[Extracted records]
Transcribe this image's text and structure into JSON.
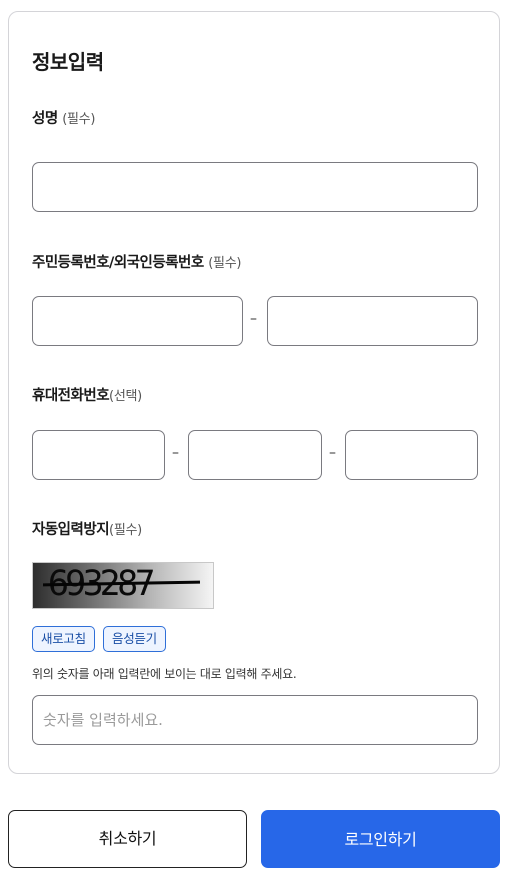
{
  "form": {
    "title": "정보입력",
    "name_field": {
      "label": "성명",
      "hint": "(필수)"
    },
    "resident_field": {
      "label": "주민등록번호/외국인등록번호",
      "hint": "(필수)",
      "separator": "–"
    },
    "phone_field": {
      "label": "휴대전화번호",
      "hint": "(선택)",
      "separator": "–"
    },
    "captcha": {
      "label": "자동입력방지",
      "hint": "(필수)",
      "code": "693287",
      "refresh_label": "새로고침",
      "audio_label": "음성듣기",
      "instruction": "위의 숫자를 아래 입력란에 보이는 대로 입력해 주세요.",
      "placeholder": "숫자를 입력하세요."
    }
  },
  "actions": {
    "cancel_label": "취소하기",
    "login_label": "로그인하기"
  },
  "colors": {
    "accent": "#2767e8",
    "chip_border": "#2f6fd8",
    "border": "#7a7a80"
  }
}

◆ **Task**
Print all of the entries word for word. Skip any images they contain.

◆ **Output of the exercise**
Transcribe this image's text and structure into JSON.
{
  "form": {
    "title": "정보입력",
    "name_field": {
      "label": "성명",
      "hint": "(필수)"
    },
    "resident_field": {
      "label": "주민등록번호/외국인등록번호",
      "hint": "(필수)",
      "separator": "–"
    },
    "phone_field": {
      "label": "휴대전화번호",
      "hint": "(선택)",
      "separator": "–"
    },
    "captcha": {
      "label": "자동입력방지",
      "hint": "(필수)",
      "code": "693287",
      "refresh_label": "새로고침",
      "audio_label": "음성듣기",
      "instruction": "위의 숫자를 아래 입력란에 보이는 대로 입력해 주세요.",
      "placeholder": "숫자를 입력하세요."
    }
  },
  "actions": {
    "cancel_label": "취소하기",
    "login_label": "로그인하기"
  },
  "colors": {
    "accent": "#2767e8",
    "chip_border": "#2f6fd8",
    "border": "#7a7a80"
  }
}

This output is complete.